Written instruction :: Set down all of the data exactly as it appears.

Source material ::
* * *

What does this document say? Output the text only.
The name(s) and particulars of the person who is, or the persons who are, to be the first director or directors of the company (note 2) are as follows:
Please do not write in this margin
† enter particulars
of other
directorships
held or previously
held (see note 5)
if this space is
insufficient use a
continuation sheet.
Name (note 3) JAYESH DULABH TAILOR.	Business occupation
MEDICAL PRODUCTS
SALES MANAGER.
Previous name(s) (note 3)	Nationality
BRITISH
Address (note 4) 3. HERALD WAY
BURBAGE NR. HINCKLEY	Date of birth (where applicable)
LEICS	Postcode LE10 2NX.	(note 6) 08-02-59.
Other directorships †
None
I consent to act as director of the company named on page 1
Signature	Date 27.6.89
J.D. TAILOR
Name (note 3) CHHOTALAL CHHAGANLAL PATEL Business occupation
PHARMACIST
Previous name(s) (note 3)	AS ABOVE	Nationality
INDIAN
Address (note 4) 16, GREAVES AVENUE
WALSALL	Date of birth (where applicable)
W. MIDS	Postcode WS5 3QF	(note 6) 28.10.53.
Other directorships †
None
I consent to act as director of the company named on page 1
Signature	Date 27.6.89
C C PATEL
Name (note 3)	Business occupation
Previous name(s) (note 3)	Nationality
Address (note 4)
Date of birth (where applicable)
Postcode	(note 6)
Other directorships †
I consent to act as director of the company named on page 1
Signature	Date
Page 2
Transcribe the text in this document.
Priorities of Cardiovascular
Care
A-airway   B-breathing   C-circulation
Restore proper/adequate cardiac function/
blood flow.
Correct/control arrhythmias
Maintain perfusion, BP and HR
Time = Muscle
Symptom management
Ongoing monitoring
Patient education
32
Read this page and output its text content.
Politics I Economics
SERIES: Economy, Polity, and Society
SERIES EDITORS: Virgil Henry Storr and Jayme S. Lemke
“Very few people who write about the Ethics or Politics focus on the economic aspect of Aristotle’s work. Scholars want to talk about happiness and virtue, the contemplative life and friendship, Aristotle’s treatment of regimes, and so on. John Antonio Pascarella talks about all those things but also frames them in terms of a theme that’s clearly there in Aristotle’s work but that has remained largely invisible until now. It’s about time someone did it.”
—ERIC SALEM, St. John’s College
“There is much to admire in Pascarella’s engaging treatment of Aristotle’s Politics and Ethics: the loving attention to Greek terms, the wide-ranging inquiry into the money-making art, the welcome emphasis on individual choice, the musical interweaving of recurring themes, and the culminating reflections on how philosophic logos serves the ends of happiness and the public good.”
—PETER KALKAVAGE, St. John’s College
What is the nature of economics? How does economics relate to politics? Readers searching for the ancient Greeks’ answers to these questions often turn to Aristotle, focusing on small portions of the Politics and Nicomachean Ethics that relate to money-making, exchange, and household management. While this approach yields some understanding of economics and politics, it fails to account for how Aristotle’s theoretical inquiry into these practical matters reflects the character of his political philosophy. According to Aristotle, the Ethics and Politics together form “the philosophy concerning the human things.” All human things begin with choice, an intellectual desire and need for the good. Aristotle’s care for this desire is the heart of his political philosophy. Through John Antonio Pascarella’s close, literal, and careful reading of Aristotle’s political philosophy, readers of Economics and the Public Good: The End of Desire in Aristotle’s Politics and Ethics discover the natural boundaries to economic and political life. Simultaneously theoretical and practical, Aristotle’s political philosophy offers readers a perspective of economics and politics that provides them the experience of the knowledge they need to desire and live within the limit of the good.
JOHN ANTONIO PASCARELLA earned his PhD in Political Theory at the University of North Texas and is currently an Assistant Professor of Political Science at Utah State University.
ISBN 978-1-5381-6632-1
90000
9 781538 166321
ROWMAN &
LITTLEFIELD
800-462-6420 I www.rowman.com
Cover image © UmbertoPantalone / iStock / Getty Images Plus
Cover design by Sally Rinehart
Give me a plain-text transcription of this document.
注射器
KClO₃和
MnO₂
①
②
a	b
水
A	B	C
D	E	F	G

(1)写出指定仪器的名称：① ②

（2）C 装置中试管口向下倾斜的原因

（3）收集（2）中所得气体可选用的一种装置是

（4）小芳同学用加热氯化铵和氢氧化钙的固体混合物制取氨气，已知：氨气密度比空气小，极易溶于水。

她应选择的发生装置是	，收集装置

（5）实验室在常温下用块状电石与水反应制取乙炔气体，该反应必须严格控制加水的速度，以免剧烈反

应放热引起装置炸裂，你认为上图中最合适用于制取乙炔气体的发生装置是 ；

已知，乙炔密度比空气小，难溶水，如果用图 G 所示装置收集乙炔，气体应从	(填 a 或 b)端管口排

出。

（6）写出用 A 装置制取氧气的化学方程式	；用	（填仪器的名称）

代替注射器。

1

* * *

Result of this task ::
What does this document say? Output the text only.
The name(s) and particulars of the person who is, or the persons who are, to be the first director or directors of the company (note 2) are as follows:
Please do not write in this margin
† enter particulars
of other
directorships
held or previously
held (see note 5)
if this space is
insufficient use a
continuation sheet.
Name (note 3) JAYESH DULABH TAILOR.	Business occupation
MEDICAL PRODUCTS
SALES MANAGER.
Previous name(s) (note 3)	Nationality
BRITISH
Address (note 4) 3. HERALD WAY
BURBAGE NR. HINCKLEY	Date of birth (where applicable)
LEICS	Postcode LE10 2NX.	(note 6) 08-02-59.
Other directorships †
None
I consent to act as director of the company named on page 1
Signature	Date 27.6.89
J.D. TAILOR
Name (note 3) CHHOTALAL CHHAGANLAL PATEL Business occupation
PHARMACIST
Previous name(s) (note 3)	AS ABOVE	Nationality
INDIAN
Address (note 4) 16, GREAVES AVENUE
WALSALL	Date of birth (where applicable)
W. MIDS	Postcode WS5 3QF	(note 6) 28.10.53.
Other directorships †
None
I consent to act as director of the company named on page 1
Signature	Date 27.6.89
C C PATEL
Name (note 3)	Business occupation
Previous name(s) (note 3)	Nationality
Address (note 4)
Date of birth (where applicable)
Postcode	(note 6)
Other directorships †
I consent to act as director of the company named on page 1
Signature	Date
Page 2
Transcribe the text in this document.
Priorities of Cardiovascular
Care
A-airway   B-breathing   C-circulation
Restore proper/adequate cardiac function/
blood flow.
Correct/control arrhythmias
Maintain perfusion, BP and HR
Time = Muscle
Symptom management
Ongoing monitoring
Patient education
32
Read this page and output its text content.
Politics I Economics
SERIES: Economy, Polity, and Society
SERIES EDITORS: Virgil Henry Storr and Jayme S. Lemke
“Very few people who write about the Ethics or Politics focus on the economic aspect of Aristotle’s work. Scholars want to talk about happiness and virtue, the contemplative life and friendship, Aristotle’s treatment of regimes, and so on. John Antonio Pascarella talks about all those things but also frames them in terms of a theme that’s clearly there in Aristotle’s work but that has remained largely invisible until now. It’s about time someone did it.”
—ERIC SALEM, St. John’s College
“There is much to admire in Pascarella’s engaging treatment of Aristotle’s Politics and Ethics: the loving attention to Greek terms, the wide-ranging inquiry into the money-making art, the welcome emphasis on individual choice, the musical interweaving of recurring themes, and the culminating reflections on how philosophic logos serves the ends of happiness and the public good.”
—PETER KALKAVAGE, St. John’s College
What is the nature of economics? How does economics relate to politics? Readers searching for the ancient Greeks’ answers to these questions often turn to Aristotle, focusing on small portions of the Politics and Nicomachean Ethics that relate to money-making, exchange, and household management. While this approach yields some understanding of economics and politics, it fails to account for how Aristotle’s theoretical inquiry into these practical matters reflects the character of his political philosophy. According to Aristotle, the Ethics and Politics together form “the philosophy concerning the human things.” All human things begin with choice, an intellectual desire and need for the good. Aristotle’s care for this desire is the heart of his political philosophy. Through John Antonio Pascarella’s close, literal, and careful reading of Aristotle’s political philosophy, readers of Economics and the Public Good: The End of Desire in Aristotle’s Politics and Ethics discover the natural boundaries to economic and political life. Simultaneously theoretical and practical, Aristotle’s political philosophy offers readers a perspective of economics and politics that provides them the experience of the knowledge they need to desire and live within the limit of the good.
JOHN ANTONIO PASCARELLA earned his PhD in Political Theory at the University of North Texas and is currently an Assistant Professor of Political Science at Utah State University.
ISBN 978-1-5381-6632-1
90000
9 781538 166321
ROWMAN &
LITTLEFIELD
800-462-6420 I www.rowman.com
Cover image © UmbertoPantalone / iStock / Getty Images Plus
Cover design by Sally Rinehart
Give me a plain-text transcription of this document.
注射器
KClO₃和
MnO₂
①
②
a	b
水
A	B	C
D	E	F	G

(1)写出指定仪器的名称：① ②

（2）C 装置中试管口向下倾斜的原因

（3）收集（2）中所得气体可选用的一种装置是

（4）小芳同学用加热氯化铵和氢氧化钙的固体混合物制取氨气，已知：氨气密度比空气小，极易溶于水。

她应选择的发生装置是	，收集装置

（5）实验室在常温下用块状电石与水反应制取乙炔气体，该反应必须严格控制加水的速度，以免剧烈反

应放热引起装置炸裂，你认为上图中最合适用于制取乙炔气体的发生装置是 ；

已知，乙炔密度比空气小，难溶水，如果用图 G 所示装置收集乙炔，气体应从	(填 a 或 b)端管口排

出。

（6）写出用 A 装置制取氧气的化学方程式	；用	（填仪器的名称）

代替注射器。

1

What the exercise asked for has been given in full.